• [Dataset records]
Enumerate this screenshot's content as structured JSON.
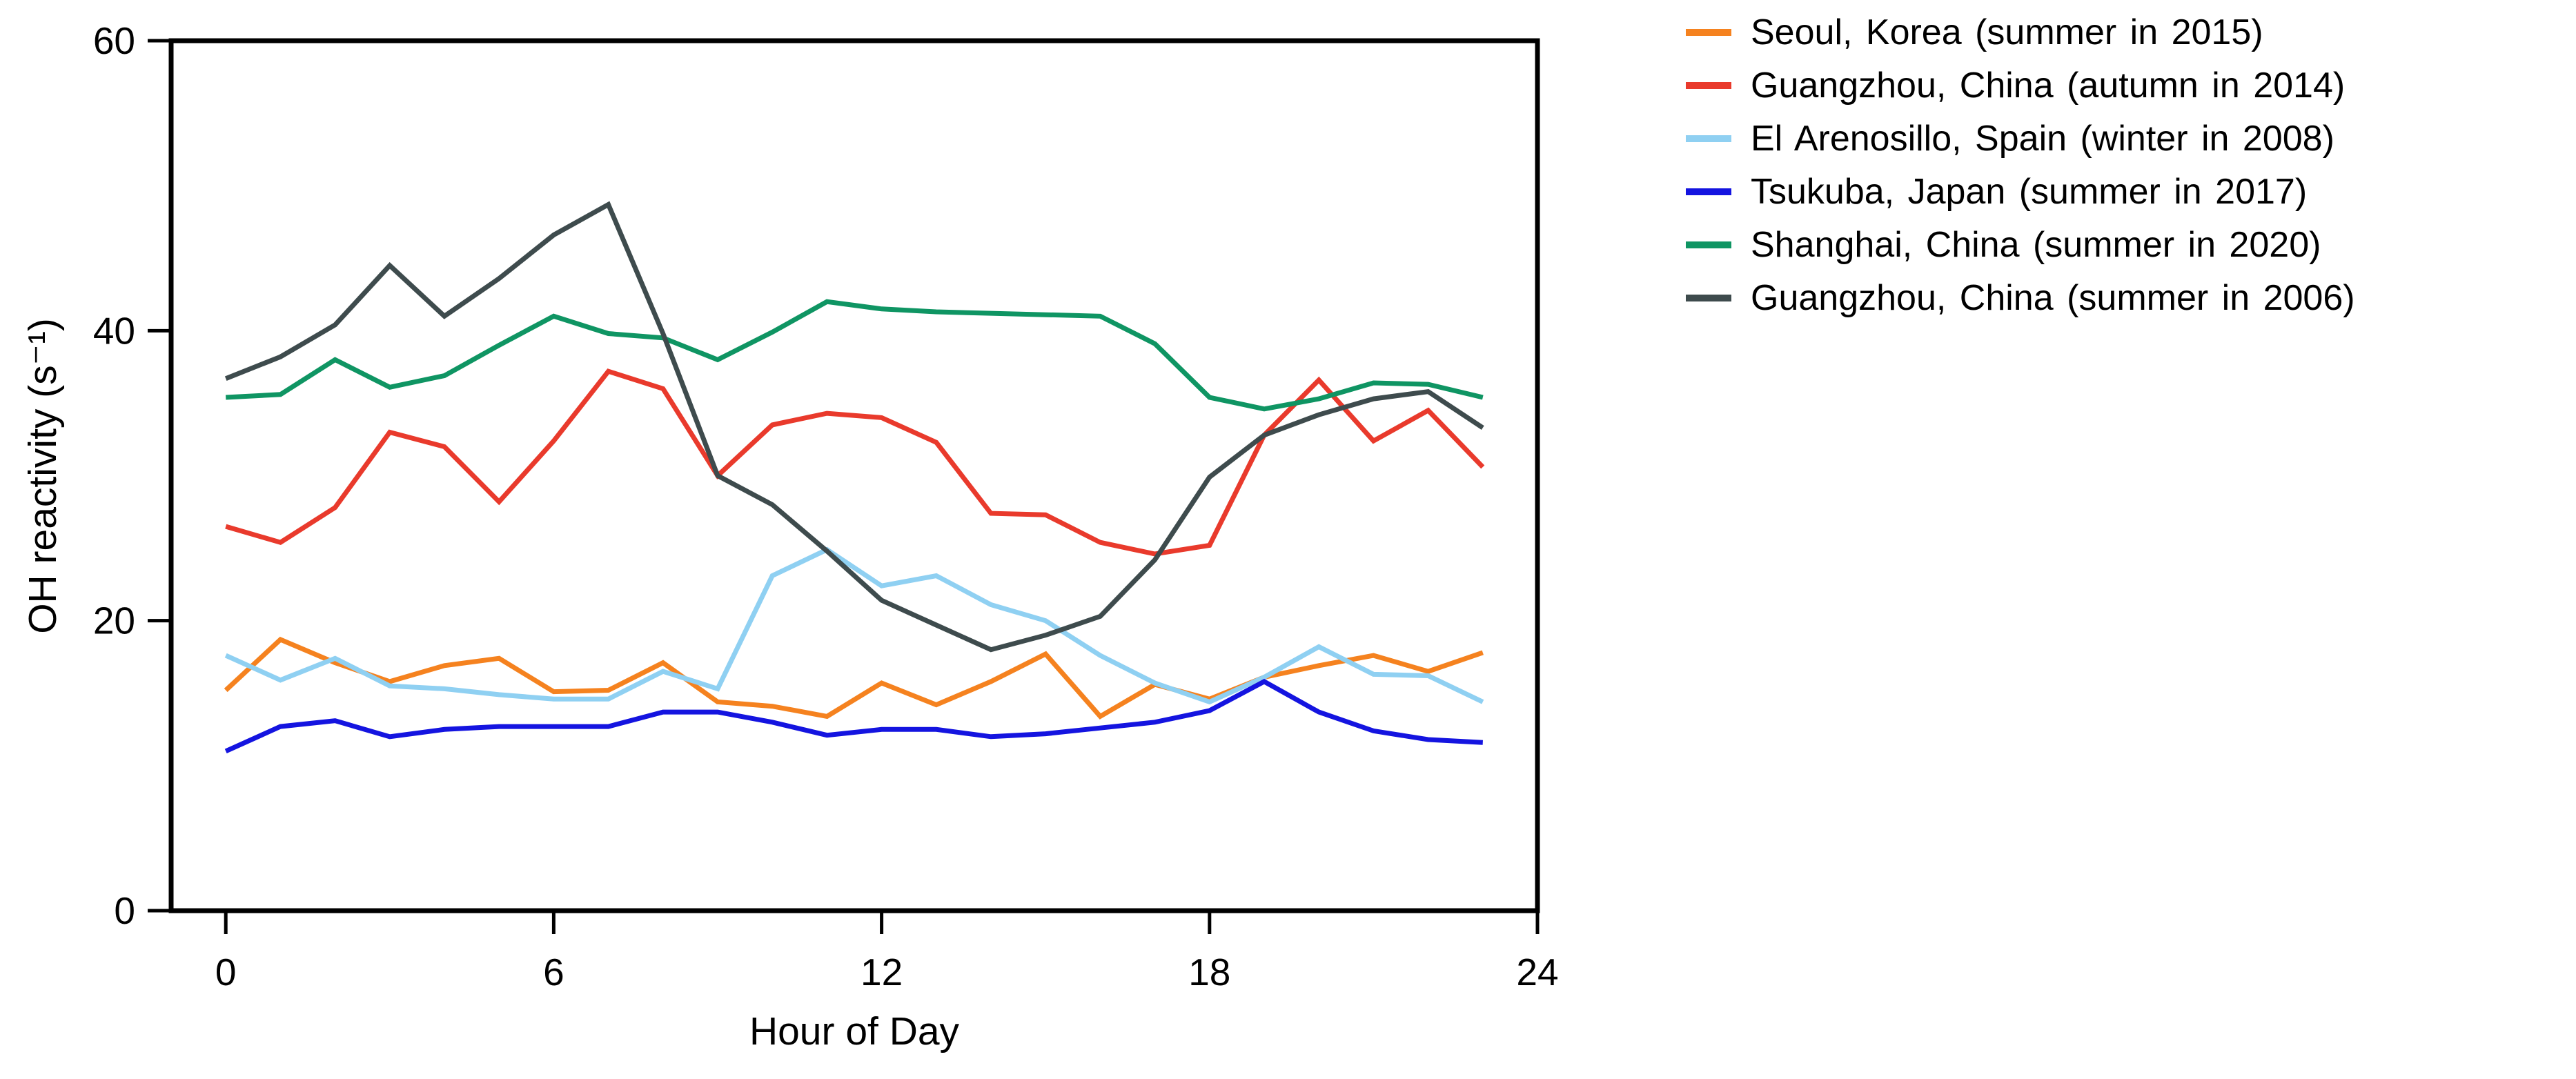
{
  "chart_data": {
    "type": "line",
    "title": "",
    "xlabel": "Hour of Day",
    "ylabel": "OH reactivity (s⁻¹)",
    "xlim": [
      -1,
      24
    ],
    "ylim": [
      0,
      60
    ],
    "x_ticks": [
      0,
      6,
      12,
      18,
      24
    ],
    "y_ticks": [
      0,
      20,
      40,
      60
    ],
    "grid": false,
    "legend_position": "right",
    "x": [
      0,
      1,
      2,
      3,
      4,
      5,
      6,
      7,
      8,
      9,
      10,
      11,
      12,
      13,
      14,
      15,
      16,
      17,
      18,
      19,
      20,
      21,
      22,
      23
    ],
    "series": [
      {
        "name": "Seoul, Korea (summer in 2015)",
        "color": "#F5821F",
        "values": [
          15.2,
          18.7,
          17.1,
          15.8,
          16.9,
          17.4,
          15.1,
          15.2,
          17.1,
          14.4,
          14.1,
          13.4,
          15.7,
          14.2,
          15.8,
          17.7,
          13.4,
          15.6,
          14.6,
          16.1,
          16.9,
          17.6,
          16.5,
          17.8
        ]
      },
      {
        "name": "Guangzhou, China (autumn in 2014)",
        "color": "#E93A2C",
        "values": [
          26.5,
          25.4,
          27.8,
          33.0,
          32.0,
          28.2,
          32.4,
          37.2,
          36.0,
          30.0,
          33.5,
          34.3,
          34.0,
          32.3,
          27.4,
          27.3,
          25.4,
          24.6,
          25.2,
          32.8,
          36.6,
          32.4,
          34.5,
          30.6
        ]
      },
      {
        "name": "El Arenosillo, Spain (winter in 2008)",
        "color": "#8FD0F2",
        "values": [
          17.6,
          15.9,
          17.4,
          15.5,
          15.3,
          14.9,
          14.6,
          14.6,
          16.5,
          15.3,
          23.1,
          24.9,
          22.4,
          23.1,
          21.1,
          20.0,
          17.6,
          15.7,
          14.4,
          16.1,
          18.2,
          16.3,
          16.2,
          14.4
        ]
      },
      {
        "name": "Tsukuba, Japan (summer in 2017)",
        "color": "#1414E0",
        "values": [
          11.0,
          12.7,
          13.1,
          12.0,
          12.5,
          12.7,
          12.7,
          12.7,
          13.7,
          13.7,
          13.0,
          12.1,
          12.5,
          12.5,
          12.0,
          12.2,
          12.6,
          13.0,
          13.8,
          15.8,
          13.7,
          12.4,
          11.8,
          11.6
        ]
      },
      {
        "name": "Shanghai, China (summer in 2020)",
        "color": "#0F9563",
        "values": [
          35.4,
          35.6,
          38.0,
          36.1,
          36.9,
          39.0,
          41.0,
          39.8,
          39.5,
          38.0,
          39.9,
          42.0,
          41.5,
          41.3,
          41.2,
          41.1,
          41.0,
          39.1,
          35.4,
          34.6,
          35.3,
          36.4,
          36.3,
          35.4
        ]
      },
      {
        "name": "Guangzhou, China (summer in 2006)",
        "color": "#3E4B4D",
        "values": [
          36.7,
          38.2,
          40.4,
          44.5,
          41.0,
          43.6,
          46.6,
          48.7,
          39.8,
          30.0,
          28.0,
          24.8,
          21.4,
          19.7,
          18.0,
          19.0,
          20.3,
          24.2,
          29.9,
          32.8,
          34.2,
          35.3,
          35.8,
          33.3
        ]
      }
    ]
  }
}
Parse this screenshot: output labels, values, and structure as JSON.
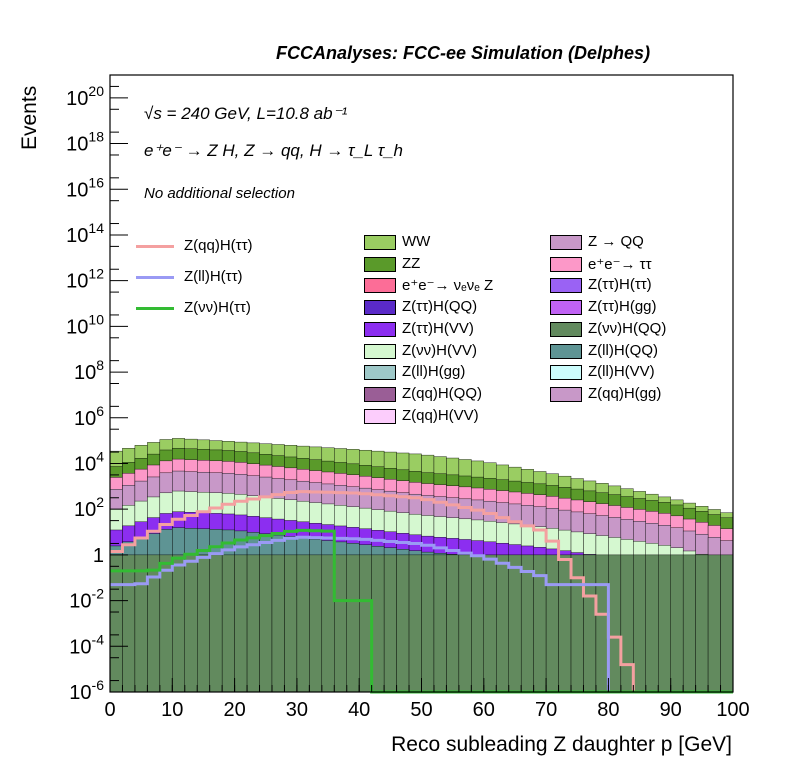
{
  "header": {
    "title": "FCCAnalyses: FCC-ee Simulation (Delphes)"
  },
  "annotations": {
    "energy_line": "√s = 240 GeV, L=10.8 ab⁻¹",
    "process_line": "e⁺e⁻ → Z H, Z → qq, H → τ_L τ_h",
    "selection_line": "No additional selection"
  },
  "chart_data": {
    "type": "histogram",
    "title": "FCCAnalyses: FCC-ee Simulation (Delphes)",
    "xlabel": "Reco subleading Z daughter p [GeV]",
    "ylabel": "Events",
    "xlim": [
      0,
      100
    ],
    "ylim": [
      1e-06,
      1e+21
    ],
    "yscale": "log",
    "bin_width": 2,
    "x_ticks": [
      0,
      10,
      20,
      30,
      40,
      50,
      60,
      70,
      80,
      90,
      100
    ],
    "y_ticks": [
      "10^-6",
      "10^-4",
      "10^-2",
      "1",
      "10^2",
      "10^4",
      "10^6",
      "10^8",
      "10^10",
      "10^12",
      "10^14",
      "10^16",
      "10^18",
      "10^20"
    ],
    "legend_lines": [
      {
        "name": "Z(qq)H(ττ)",
        "color": "#f4a0a0"
      },
      {
        "name": "Z(ll)H(ττ)",
        "color": "#9a9af4"
      },
      {
        "name": "Z(νν)H(ττ)",
        "color": "#33bb33"
      }
    ],
    "legend_stack_col1": [
      {
        "name": "WW",
        "color": "#9acd62"
      },
      {
        "name": "ZZ",
        "color": "#5a9a2a"
      },
      {
        "name": "e⁺e⁻→ νₑνₑ Z",
        "color": "#fc6d97"
      },
      {
        "name": "Z(ττ)H(QQ)",
        "color": "#5a2ac8"
      },
      {
        "name": "Z(ττ)H(VV)",
        "color": "#8c2ef0"
      },
      {
        "name": "Z(νν)H(VV)",
        "color": "#d5f8d0"
      },
      {
        "name": "Z(ll)H(gg)",
        "color": "#9ec8c8"
      },
      {
        "name": "Z(qq)H(QQ)",
        "color": "#9a5e96"
      },
      {
        "name": "Z(qq)H(VV)",
        "color": "#fccdfc"
      }
    ],
    "legend_stack_col2": [
      {
        "name": "Z → QQ",
        "color": "#c898c8"
      },
      {
        "name": "e⁺e⁻→ ττ",
        "color": "#fc98c8"
      },
      {
        "name": "Z(ττ)H(ττ)",
        "color": "#9a62f4"
      },
      {
        "name": "Z(ττ)H(gg)",
        "color": "#c062f4"
      },
      {
        "name": "Z(νν)H(QQ)",
        "color": "#628a5e"
      },
      {
        "name": "Z(ll)H(QQ)",
        "color": "#5e9494"
      },
      {
        "name": "Z(ll)H(VV)",
        "color": "#ccfcfc"
      },
      {
        "name": "Z(qq)H(gg)",
        "color": "#c898c8"
      }
    ],
    "stack_totals_approx": [
      {
        "name": "WW (total stack top)",
        "x": [
          0,
          10,
          20,
          30,
          40,
          50,
          60,
          70,
          80,
          90,
          100
        ],
        "values": [
          30000,
          130000,
          90000,
          60000,
          40000,
          25000,
          12000,
          4000,
          1200,
          300,
          60
        ]
      },
      {
        "name": "ZZ",
        "x": [
          0,
          10,
          20,
          30,
          40,
          50,
          60,
          70,
          80,
          90,
          100
        ],
        "values": [
          1000,
          8000,
          6000,
          3000,
          1500,
          700,
          400,
          200,
          80,
          30,
          6
        ]
      },
      {
        "name": "Z(qq)H(ττ)",
        "x": [
          0,
          10,
          20,
          30,
          40,
          50,
          60,
          70,
          80,
          90,
          100
        ],
        "values": [
          1,
          30,
          200,
          600,
          500,
          300,
          80,
          10,
          0.001,
          0,
          0
        ]
      }
    ]
  },
  "colors": {
    "axis": "#000000",
    "qqH_line": "#f4a0a0",
    "llH_line": "#9a9af4",
    "nnH_line": "#33bb33"
  }
}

• [Task directions] All the lines above are to be given again exactly as they read, with the pictures removed.

• [Answer to the problem]
Enumerate this screenshot's content as structured JSON.
{
  "chart_data": {
    "type": "line",
    "title": "",
    "xlabel": "Hour of Day",
    "ylabel": "OH reactivity (s⁻¹)",
    "xlim": [
      -1,
      24
    ],
    "ylim": [
      0,
      60
    ],
    "x_ticks": [
      0,
      6,
      12,
      18,
      24
    ],
    "y_ticks": [
      0,
      20,
      40,
      60
    ],
    "grid": false,
    "legend_position": "right",
    "x": [
      0,
      1,
      2,
      3,
      4,
      5,
      6,
      7,
      8,
      9,
      10,
      11,
      12,
      13,
      14,
      15,
      16,
      17,
      18,
      19,
      20,
      21,
      22,
      23
    ],
    "series": [
      {
        "name": "Seoul, Korea (summer in 2015)",
        "color": "#F5821F",
        "values": [
          15.2,
          18.7,
          17.1,
          15.8,
          16.9,
          17.4,
          15.1,
          15.2,
          17.1,
          14.4,
          14.1,
          13.4,
          15.7,
          14.2,
          15.8,
          17.7,
          13.4,
          15.6,
          14.6,
          16.1,
          16.9,
          17.6,
          16.5,
          17.8
        ]
      },
      {
        "name": "Guangzhou, China (autumn in 2014)",
        "color": "#E93A2C",
        "values": [
          26.5,
          25.4,
          27.8,
          33.0,
          32.0,
          28.2,
          32.4,
          37.2,
          36.0,
          30.0,
          33.5,
          34.3,
          34.0,
          32.3,
          27.4,
          27.3,
          25.4,
          24.6,
          25.2,
          32.8,
          36.6,
          32.4,
          34.5,
          30.6
        ]
      },
      {
        "name": "El Arenosillo, Spain (winter in 2008)",
        "color": "#8FD0F2",
        "values": [
          17.6,
          15.9,
          17.4,
          15.5,
          15.3,
          14.9,
          14.6,
          14.6,
          16.5,
          15.3,
          23.1,
          24.9,
          22.4,
          23.1,
          21.1,
          20.0,
          17.6,
          15.7,
          14.4,
          16.1,
          18.2,
          16.3,
          16.2,
          14.4
        ]
      },
      {
        "name": "Tsukuba, Japan (summer in 2017)",
        "color": "#1414E0",
        "values": [
          11.0,
          12.7,
          13.1,
          12.0,
          12.5,
          12.7,
          12.7,
          12.7,
          13.7,
          13.7,
          13.0,
          12.1,
          12.5,
          12.5,
          12.0,
          12.2,
          12.6,
          13.0,
          13.8,
          15.8,
          13.7,
          12.4,
          11.8,
          11.6
        ]
      },
      {
        "name": "Shanghai, China (summer in 2020)",
        "color": "#0F9563",
        "values": [
          35.4,
          35.6,
          38.0,
          36.1,
          36.9,
          39.0,
          41.0,
          39.8,
          39.5,
          38.0,
          39.9,
          42.0,
          41.5,
          41.3,
          41.2,
          41.1,
          41.0,
          39.1,
          35.4,
          34.6,
          35.3,
          36.4,
          36.3,
          35.4
        ]
      },
      {
        "name": "Guangzhou, China (summer in 2006)",
        "color": "#3E4B4D",
        "values": [
          36.7,
          38.2,
          40.4,
          44.5,
          41.0,
          43.6,
          46.6,
          48.7,
          39.8,
          30.0,
          28.0,
          24.8,
          21.4,
          19.7,
          18.0,
          19.0,
          20.3,
          24.2,
          29.9,
          32.8,
          34.2,
          35.3,
          35.8,
          33.3
        ]
      }
    ]
  }
}
Parse this screenshot: output labels, values, and structure as JSON.
{
  "header": {
    "title": "FCCAnalyses: FCC-ee Simulation (Delphes)"
  },
  "annotations": {
    "energy_line": "√s = 240 GeV, L=10.8 ab⁻¹",
    "process_line": "e⁺e⁻ → Z H, Z → qq, H → τ_L τ_h",
    "selection_line": "No additional selection"
  },
  "chart_data": {
    "type": "histogram",
    "title": "FCCAnalyses: FCC-ee Simulation (Delphes)",
    "xlabel": "Reco subleading Z daughter p [GeV]",
    "ylabel": "Events",
    "xlim": [
      0,
      100
    ],
    "ylim": [
      1e-06,
      1e+21
    ],
    "yscale": "log",
    "bin_width": 2,
    "x_ticks": [
      0,
      10,
      20,
      30,
      40,
      50,
      60,
      70,
      80,
      90,
      100
    ],
    "y_ticks": [
      "10^-6",
      "10^-4",
      "10^-2",
      "1",
      "10^2",
      "10^4",
      "10^6",
      "10^8",
      "10^10",
      "10^12",
      "10^14",
      "10^16",
      "10^18",
      "10^20"
    ],
    "legend_lines": [
      {
        "name": "Z(qq)H(ττ)",
        "color": "#f4a0a0"
      },
      {
        "name": "Z(ll)H(ττ)",
        "color": "#9a9af4"
      },
      {
        "name": "Z(νν)H(ττ)",
        "color": "#33bb33"
      }
    ],
    "legend_stack_col1": [
      {
        "name": "WW",
        "color": "#9acd62"
      },
      {
        "name": "ZZ",
        "color": "#5a9a2a"
      },
      {
        "name": "e⁺e⁻→ νₑνₑ Z",
        "color": "#fc6d97"
      },
      {
        "name": "Z(ττ)H(QQ)",
        "color": "#5a2ac8"
      },
      {
        "name": "Z(ττ)H(VV)",
        "color": "#8c2ef0"
      },
      {
        "name": "Z(νν)H(VV)",
        "color": "#d5f8d0"
      },
      {
        "name": "Z(ll)H(gg)",
        "color": "#9ec8c8"
      },
      {
        "name": "Z(qq)H(QQ)",
        "color": "#9a5e96"
      },
      {
        "name": "Z(qq)H(VV)",
        "color": "#fccdfc"
      }
    ],
    "legend_stack_col2": [
      {
        "name": "Z → QQ",
        "color": "#c898c8"
      },
      {
        "name": "e⁺e⁻→ ττ",
        "color": "#fc98c8"
      },
      {
        "name": "Z(ττ)H(ττ)",
        "color": "#9a62f4"
      },
      {
        "name": "Z(ττ)H(gg)",
        "color": "#c062f4"
      },
      {
        "name": "Z(νν)H(QQ)",
        "color": "#628a5e"
      },
      {
        "name": "Z(ll)H(QQ)",
        "color": "#5e9494"
      },
      {
        "name": "Z(ll)H(VV)",
        "color": "#ccfcfc"
      },
      {
        "name": "Z(qq)H(gg)",
        "color": "#c898c8"
      }
    ],
    "stack_totals_approx": [
      {
        "name": "WW (total stack top)",
        "x": [
          0,
          10,
          20,
          30,
          40,
          50,
          60,
          70,
          80,
          90,
          100
        ],
        "values": [
          30000,
          130000,
          90000,
          60000,
          40000,
          25000,
          12000,
          4000,
          1200,
          300,
          60
        ]
      },
      {
        "name": "ZZ",
        "x": [
          0,
          10,
          20,
          30,
          40,
          50,
          60,
          70,
          80,
          90,
          100
        ],
        "values": [
          1000,
          8000,
          6000,
          3000,
          1500,
          700,
          400,
          200,
          80,
          30,
          6
        ]
      },
      {
        "name": "Z(qq)H(ττ)",
        "x": [
          0,
          10,
          20,
          30,
          40,
          50,
          60,
          70,
          80,
          90,
          100
        ],
        "values": [
          1,
          30,
          200,
          600,
          500,
          300,
          80,
          10,
          0.001,
          0,
          0
        ]
      }
    ]
  },
  "colors": {
    "axis": "#000000",
    "qqH_line": "#f4a0a0",
    "llH_line": "#9a9af4",
    "nnH_line": "#33bb33"
  }
}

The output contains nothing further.